-- EXERCISE DETAILS --
Please pull every line from the entries below without changing a character, and leave the pictures out of your answer.
--- START OF DATA RECORDS ---
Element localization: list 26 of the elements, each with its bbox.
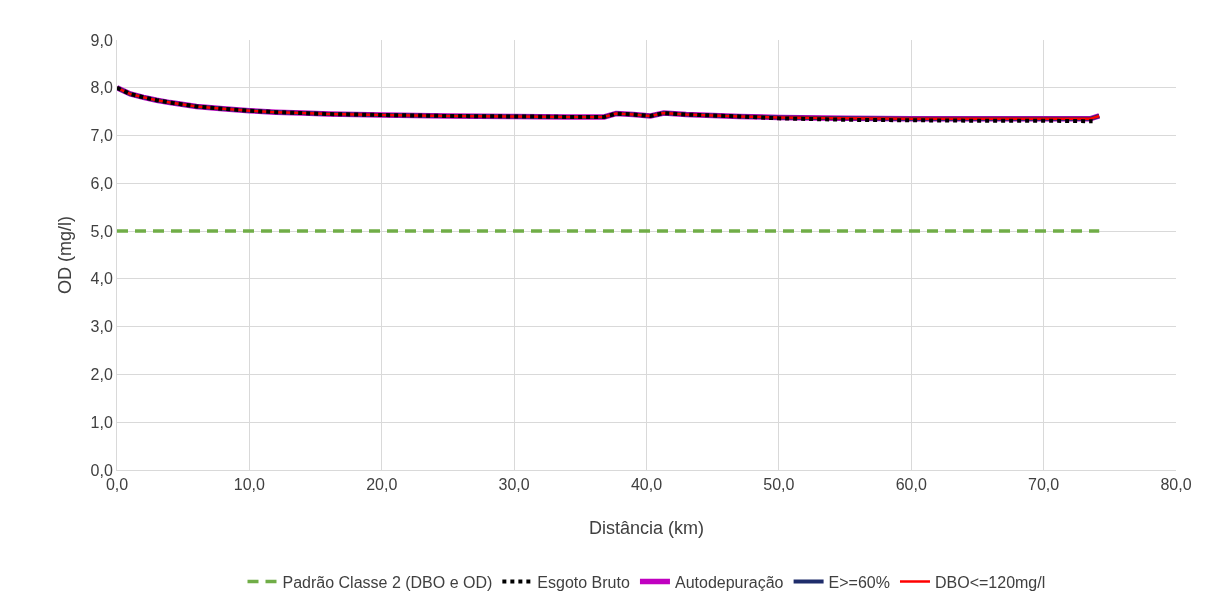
x-tick-label: 40,0 (630, 476, 663, 494)
legend-label: DBO<=120mg/l (934, 573, 1046, 591)
legend-label: E>=60% (828, 573, 890, 591)
x-tick-label: 10,0 (233, 476, 266, 494)
x-tick-label: 30,0 (498, 476, 530, 494)
x-tick-label: 20,0 (366, 476, 398, 494)
y-axis-title: OD (mg/l) (55, 216, 75, 294)
y-tick-label: 4,0 (90, 270, 113, 288)
x-tick-label: 50,0 (763, 476, 795, 494)
y-tick-label: 1,0 (90, 413, 113, 431)
y-tick-label: 3,0 (90, 318, 113, 336)
y-tick-label: 0,0 (90, 461, 113, 479)
legend-label: Autodepuração (674, 573, 784, 591)
y-tick-label: 7,0 (90, 127, 113, 145)
x-axis-title: Distância (km) (588, 518, 705, 538)
x-tick-label: 80,0 (1160, 476, 1192, 494)
y-tick-label: 2,0 (90, 366, 113, 384)
x-tick-label: 70,0 (1028, 476, 1060, 494)
x-tick-label: 0,0 (105, 476, 129, 494)
y-tick-label: 6,0 (90, 174, 113, 192)
x-tick-label: 60,0 (895, 476, 927, 494)
y-tick-label: 5,0 (90, 222, 113, 240)
y-tick-label: 9,0 (90, 31, 113, 49)
y-tick-label: 8,0 (90, 79, 113, 97)
legend-label: Padrão Classe 2 (DBO e OD) (282, 573, 493, 591)
legend-label: Esgoto Bruto (537, 573, 630, 591)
--- END OF DATA RECORDS ---
-- REPLY --
Element localization: list 26 of the elements, each with its bbox.
x-tick-label: 40,0 (630, 476, 663, 494)
legend-label: DBO<=120mg/l (934, 573, 1046, 591)
legend-label: E>=60% (828, 573, 890, 591)
x-tick-label: 10,0 (233, 476, 266, 494)
x-tick-label: 30,0 (498, 476, 530, 494)
x-tick-label: 20,0 (366, 476, 398, 494)
y-axis-title: OD (mg/l) (55, 216, 75, 294)
y-tick-label: 4,0 (90, 270, 113, 288)
x-tick-label: 50,0 (763, 476, 795, 494)
y-tick-label: 1,0 (90, 413, 113, 431)
y-tick-label: 3,0 (90, 318, 113, 336)
y-tick-label: 0,0 (90, 461, 113, 479)
legend-label: Autodepuração (674, 573, 784, 591)
y-tick-label: 7,0 (90, 127, 113, 145)
x-axis-title: Distância (km) (588, 518, 705, 538)
x-tick-label: 80,0 (1160, 476, 1192, 494)
y-tick-label: 2,0 (90, 366, 113, 384)
x-tick-label: 70,0 (1028, 476, 1060, 494)
x-tick-label: 0,0 (105, 476, 129, 494)
y-tick-label: 6,0 (90, 174, 113, 192)
x-tick-label: 60,0 (895, 476, 927, 494)
y-tick-label: 5,0 (90, 222, 113, 240)
y-tick-label: 9,0 (90, 31, 113, 49)
y-tick-label: 8,0 (90, 79, 113, 97)
legend-label: Padrão Classe 2 (DBO e OD) (282, 573, 493, 591)
legend-label: Esgoto Bruto (537, 573, 630, 591)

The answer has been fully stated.